─── DATASET ENTRIES ───
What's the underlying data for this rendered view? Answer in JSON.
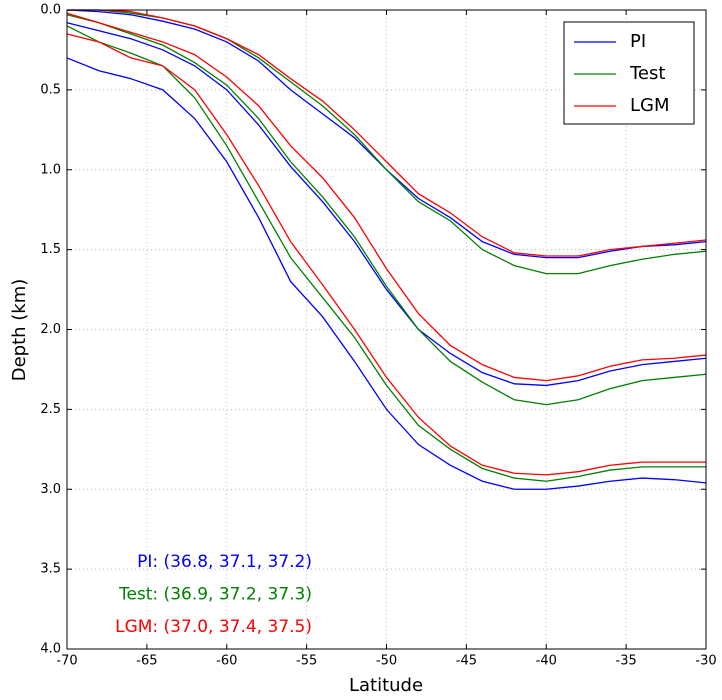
{
  "chart_data": {
    "type": "line",
    "x_label": "Latitude",
    "y_label": "Depth (km)",
    "x": [
      -70,
      -68,
      -66,
      -64,
      -62,
      -60,
      -58,
      -56,
      -54,
      -52,
      -50,
      -48,
      -46,
      -44,
      -42,
      -40,
      -38,
      -36,
      -34,
      -32,
      -30
    ],
    "series": [
      {
        "name": "PI",
        "color": "#0000ff",
        "values": [
          [
            0.0,
            0.01,
            0.03,
            0.07,
            0.12,
            0.2,
            0.32,
            0.5,
            0.65,
            0.8,
            1.0,
            1.18,
            1.3,
            1.45,
            1.53,
            1.55,
            1.55,
            1.51,
            1.48,
            1.47,
            1.45
          ],
          [
            0.08,
            0.13,
            0.18,
            0.25,
            0.35,
            0.5,
            0.72,
            0.98,
            1.2,
            1.45,
            1.75,
            2.0,
            2.15,
            2.27,
            2.34,
            2.35,
            2.32,
            2.26,
            2.22,
            2.2,
            2.18
          ],
          [
            0.3,
            0.38,
            0.43,
            0.5,
            0.68,
            0.95,
            1.3,
            1.7,
            1.92,
            2.2,
            2.5,
            2.72,
            2.85,
            2.95,
            3.0,
            3.0,
            2.98,
            2.95,
            2.93,
            2.94,
            2.96
          ]
        ]
      },
      {
        "name": "Test",
        "color": "#008000",
        "values": [
          [
            0.0,
            0.0,
            0.02,
            0.05,
            0.1,
            0.18,
            0.3,
            0.45,
            0.6,
            0.78,
            1.0,
            1.2,
            1.32,
            1.5,
            1.6,
            1.65,
            1.65,
            1.6,
            1.56,
            1.53,
            1.51
          ],
          [
            0.03,
            0.08,
            0.15,
            0.22,
            0.33,
            0.47,
            0.68,
            0.95,
            1.17,
            1.42,
            1.73,
            2.0,
            2.2,
            2.33,
            2.44,
            2.47,
            2.44,
            2.37,
            2.32,
            2.3,
            2.28
          ],
          [
            0.1,
            0.2,
            0.27,
            0.35,
            0.55,
            0.85,
            1.2,
            1.55,
            1.8,
            2.05,
            2.35,
            2.6,
            2.75,
            2.87,
            2.93,
            2.95,
            2.92,
            2.88,
            2.86,
            2.86,
            2.86
          ]
        ]
      },
      {
        "name": "LGM",
        "color": "#ff0000",
        "values": [
          [
            0.0,
            0.0,
            0.01,
            0.05,
            0.1,
            0.18,
            0.28,
            0.43,
            0.57,
            0.75,
            0.95,
            1.15,
            1.27,
            1.42,
            1.52,
            1.54,
            1.54,
            1.5,
            1.48,
            1.46,
            1.44
          ],
          [
            0.02,
            0.08,
            0.14,
            0.2,
            0.28,
            0.42,
            0.6,
            0.85,
            1.05,
            1.3,
            1.62,
            1.9,
            2.1,
            2.22,
            2.3,
            2.32,
            2.29,
            2.23,
            2.19,
            2.18,
            2.16
          ],
          [
            0.15,
            0.2,
            0.3,
            0.35,
            0.5,
            0.78,
            1.1,
            1.45,
            1.72,
            2.0,
            2.3,
            2.55,
            2.73,
            2.85,
            2.9,
            2.91,
            2.89,
            2.85,
            2.83,
            2.83,
            2.83
          ]
        ]
      }
    ],
    "xlim": [
      -70,
      -30
    ],
    "xticks": [
      -70,
      -65,
      -60,
      -55,
      -50,
      -45,
      -40,
      -35,
      -30
    ],
    "ylim": [
      4.0,
      0.0
    ],
    "yticks": [
      {
        "value": 0,
        "label": "0.0"
      },
      {
        "value": 0.5,
        "label": "0.5"
      },
      {
        "value": 1,
        "label": "1.0"
      },
      {
        "value": 1.5,
        "label": "1.5"
      },
      {
        "value": 2,
        "label": "2.0"
      },
      {
        "value": 2.5,
        "label": "2.5"
      },
      {
        "value": 3,
        "label": "3.0"
      },
      {
        "value": 3.5,
        "label": "3.5"
      },
      {
        "value": 4,
        "label": "4.0"
      }
    ],
    "grid": true,
    "legend": "upper right",
    "annotations": [
      {
        "text": "PI: (36.8, 37.1, 37.2)",
        "color": "#0000ff"
      },
      {
        "text": "Test: (36.9, 37.2, 37.3)",
        "color": "#008000"
      },
      {
        "text": "LGM: (37.0, 37.4, 37.5)",
        "color": "#ff0000"
      }
    ]
  }
}
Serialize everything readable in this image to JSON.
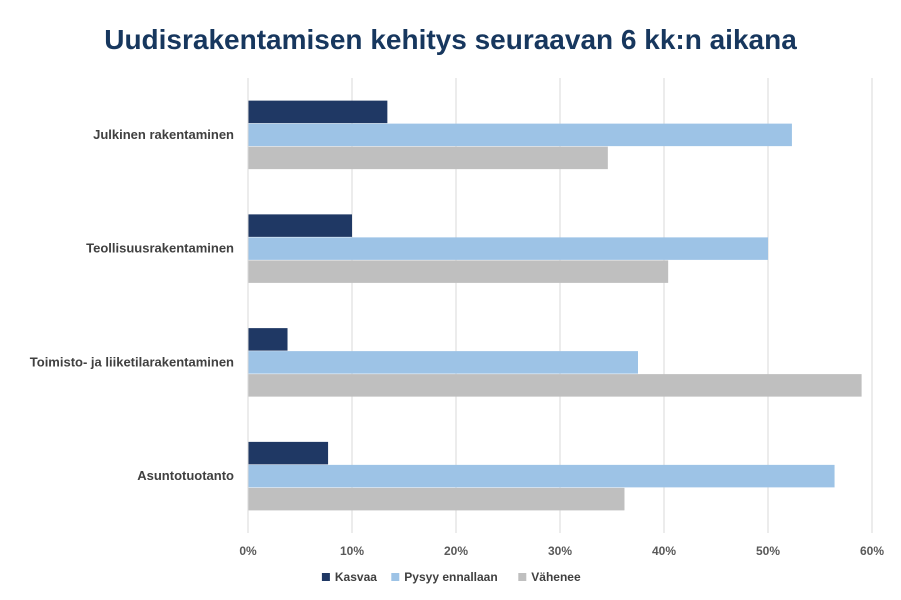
{
  "chart_data": {
    "type": "bar",
    "orientation": "horizontal",
    "title": "Uudisrakentamisen kehitys seuraavan 6 kk:n aikana",
    "categories": [
      "Julkinen rakentaminen",
      "Teollisuusrakentaminen",
      "Toimisto- ja liiketilarakentaminen",
      "Asuntotuotanto"
    ],
    "series": [
      {
        "name": "Kasvaa",
        "color": "#1f3864",
        "values": [
          13.4,
          10.0,
          3.8,
          7.7
        ]
      },
      {
        "name": "Pysyy ennallaan",
        "color": "#9dc3e6",
        "values": [
          52.3,
          50.0,
          37.5,
          56.4
        ]
      },
      {
        "name": "Vähenee",
        "color": "#bfbfbf",
        "values": [
          34.6,
          40.4,
          59.0,
          36.2
        ]
      }
    ],
    "xlim": [
      0,
      60
    ],
    "xticks": [
      "0%",
      "10%",
      "20%",
      "30%",
      "40%",
      "50%",
      "60%"
    ],
    "xlabel": "",
    "ylabel": "",
    "grid": true,
    "legend_position": "bottom"
  }
}
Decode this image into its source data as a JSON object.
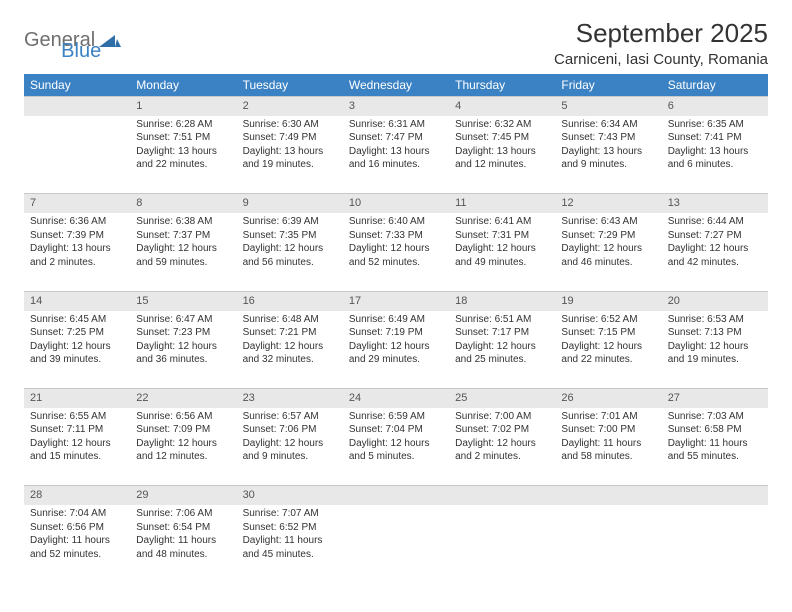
{
  "logo": {
    "part1": "General",
    "part2": "Blue"
  },
  "title": "September 2025",
  "location": "Carniceni, Iasi County, Romania",
  "colors": {
    "header_bg": "#3b82c4",
    "header_text": "#ffffff",
    "daynum_bg": "#e8e8e8",
    "daynum_border": "#c8c8c8",
    "text": "#333333",
    "logo_gray": "#6f6f6f",
    "logo_blue": "#3b82c4"
  },
  "weekdays": [
    "Sunday",
    "Monday",
    "Tuesday",
    "Wednesday",
    "Thursday",
    "Friday",
    "Saturday"
  ],
  "weeks": [
    {
      "nums": [
        "",
        "1",
        "2",
        "3",
        "4",
        "5",
        "6"
      ],
      "cells": [
        [],
        [
          "Sunrise: 6:28 AM",
          "Sunset: 7:51 PM",
          "Daylight: 13 hours",
          "and 22 minutes."
        ],
        [
          "Sunrise: 6:30 AM",
          "Sunset: 7:49 PM",
          "Daylight: 13 hours",
          "and 19 minutes."
        ],
        [
          "Sunrise: 6:31 AM",
          "Sunset: 7:47 PM",
          "Daylight: 13 hours",
          "and 16 minutes."
        ],
        [
          "Sunrise: 6:32 AM",
          "Sunset: 7:45 PM",
          "Daylight: 13 hours",
          "and 12 minutes."
        ],
        [
          "Sunrise: 6:34 AM",
          "Sunset: 7:43 PM",
          "Daylight: 13 hours",
          "and 9 minutes."
        ],
        [
          "Sunrise: 6:35 AM",
          "Sunset: 7:41 PM",
          "Daylight: 13 hours",
          "and 6 minutes."
        ]
      ]
    },
    {
      "nums": [
        "7",
        "8",
        "9",
        "10",
        "11",
        "12",
        "13"
      ],
      "cells": [
        [
          "Sunrise: 6:36 AM",
          "Sunset: 7:39 PM",
          "Daylight: 13 hours",
          "and 2 minutes."
        ],
        [
          "Sunrise: 6:38 AM",
          "Sunset: 7:37 PM",
          "Daylight: 12 hours",
          "and 59 minutes."
        ],
        [
          "Sunrise: 6:39 AM",
          "Sunset: 7:35 PM",
          "Daylight: 12 hours",
          "and 56 minutes."
        ],
        [
          "Sunrise: 6:40 AM",
          "Sunset: 7:33 PM",
          "Daylight: 12 hours",
          "and 52 minutes."
        ],
        [
          "Sunrise: 6:41 AM",
          "Sunset: 7:31 PM",
          "Daylight: 12 hours",
          "and 49 minutes."
        ],
        [
          "Sunrise: 6:43 AM",
          "Sunset: 7:29 PM",
          "Daylight: 12 hours",
          "and 46 minutes."
        ],
        [
          "Sunrise: 6:44 AM",
          "Sunset: 7:27 PM",
          "Daylight: 12 hours",
          "and 42 minutes."
        ]
      ]
    },
    {
      "nums": [
        "14",
        "15",
        "16",
        "17",
        "18",
        "19",
        "20"
      ],
      "cells": [
        [
          "Sunrise: 6:45 AM",
          "Sunset: 7:25 PM",
          "Daylight: 12 hours",
          "and 39 minutes."
        ],
        [
          "Sunrise: 6:47 AM",
          "Sunset: 7:23 PM",
          "Daylight: 12 hours",
          "and 36 minutes."
        ],
        [
          "Sunrise: 6:48 AM",
          "Sunset: 7:21 PM",
          "Daylight: 12 hours",
          "and 32 minutes."
        ],
        [
          "Sunrise: 6:49 AM",
          "Sunset: 7:19 PM",
          "Daylight: 12 hours",
          "and 29 minutes."
        ],
        [
          "Sunrise: 6:51 AM",
          "Sunset: 7:17 PM",
          "Daylight: 12 hours",
          "and 25 minutes."
        ],
        [
          "Sunrise: 6:52 AM",
          "Sunset: 7:15 PM",
          "Daylight: 12 hours",
          "and 22 minutes."
        ],
        [
          "Sunrise: 6:53 AM",
          "Sunset: 7:13 PM",
          "Daylight: 12 hours",
          "and 19 minutes."
        ]
      ]
    },
    {
      "nums": [
        "21",
        "22",
        "23",
        "24",
        "25",
        "26",
        "27"
      ],
      "cells": [
        [
          "Sunrise: 6:55 AM",
          "Sunset: 7:11 PM",
          "Daylight: 12 hours",
          "and 15 minutes."
        ],
        [
          "Sunrise: 6:56 AM",
          "Sunset: 7:09 PM",
          "Daylight: 12 hours",
          "and 12 minutes."
        ],
        [
          "Sunrise: 6:57 AM",
          "Sunset: 7:06 PM",
          "Daylight: 12 hours",
          "and 9 minutes."
        ],
        [
          "Sunrise: 6:59 AM",
          "Sunset: 7:04 PM",
          "Daylight: 12 hours",
          "and 5 minutes."
        ],
        [
          "Sunrise: 7:00 AM",
          "Sunset: 7:02 PM",
          "Daylight: 12 hours",
          "and 2 minutes."
        ],
        [
          "Sunrise: 7:01 AM",
          "Sunset: 7:00 PM",
          "Daylight: 11 hours",
          "and 58 minutes."
        ],
        [
          "Sunrise: 7:03 AM",
          "Sunset: 6:58 PM",
          "Daylight: 11 hours",
          "and 55 minutes."
        ]
      ]
    },
    {
      "nums": [
        "28",
        "29",
        "30",
        "",
        "",
        "",
        ""
      ],
      "cells": [
        [
          "Sunrise: 7:04 AM",
          "Sunset: 6:56 PM",
          "Daylight: 11 hours",
          "and 52 minutes."
        ],
        [
          "Sunrise: 7:06 AM",
          "Sunset: 6:54 PM",
          "Daylight: 11 hours",
          "and 48 minutes."
        ],
        [
          "Sunrise: 7:07 AM",
          "Sunset: 6:52 PM",
          "Daylight: 11 hours",
          "and 45 minutes."
        ],
        [],
        [],
        [],
        []
      ]
    }
  ]
}
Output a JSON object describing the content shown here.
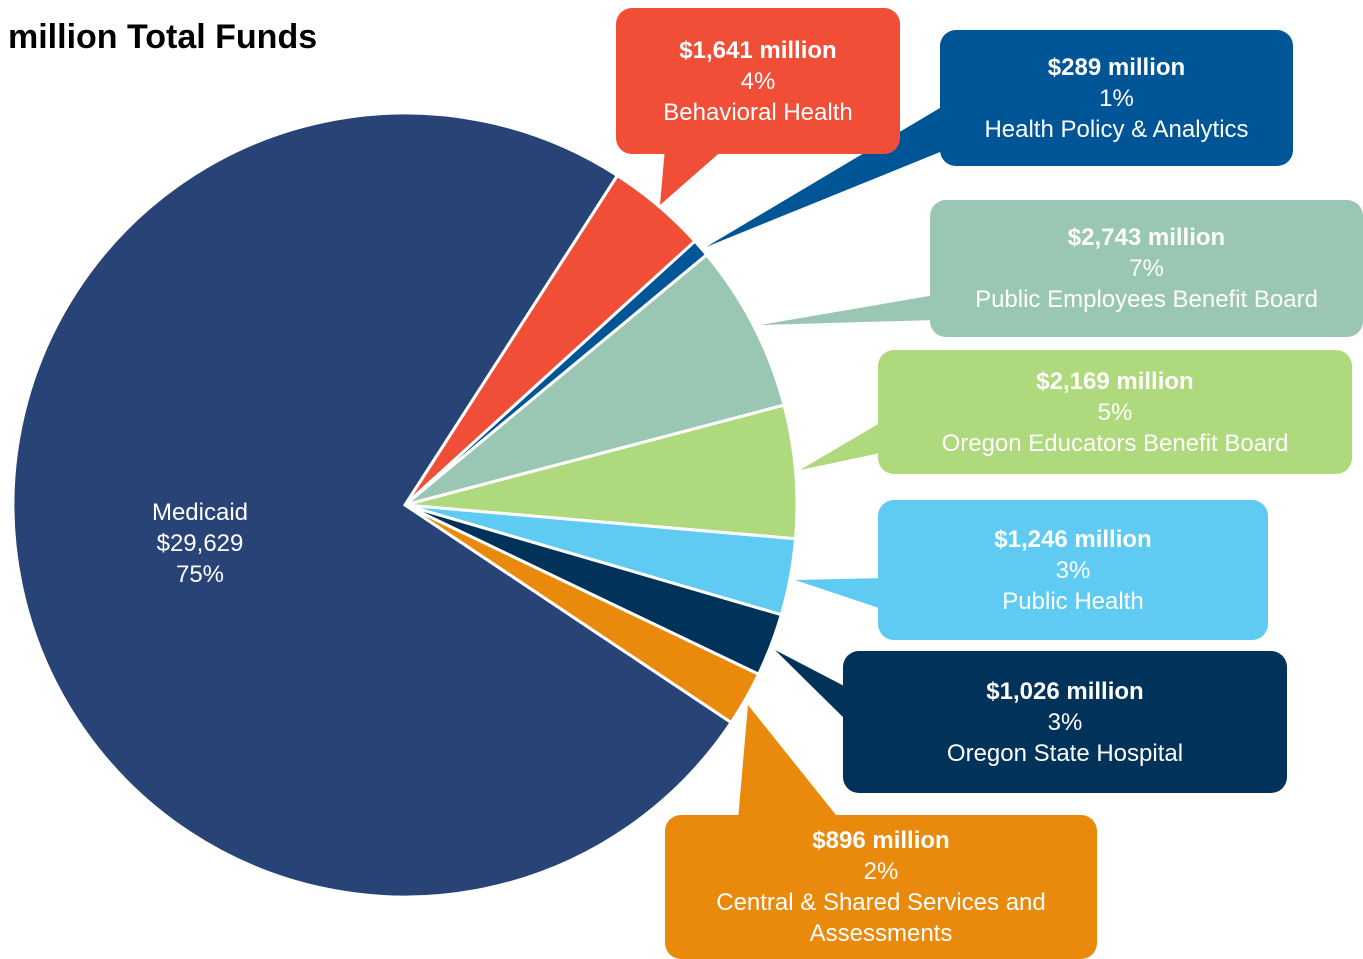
───
> [WORK REQUIRED]
From the data, pick out every line that includes "this".

> [RESPONSE TO THE EXERCISE]
What's the underlying data for this rendered view? Answer in JSON.
Serialize everything readable in this image to JSON.
Decode this image into its source data as a JSON object.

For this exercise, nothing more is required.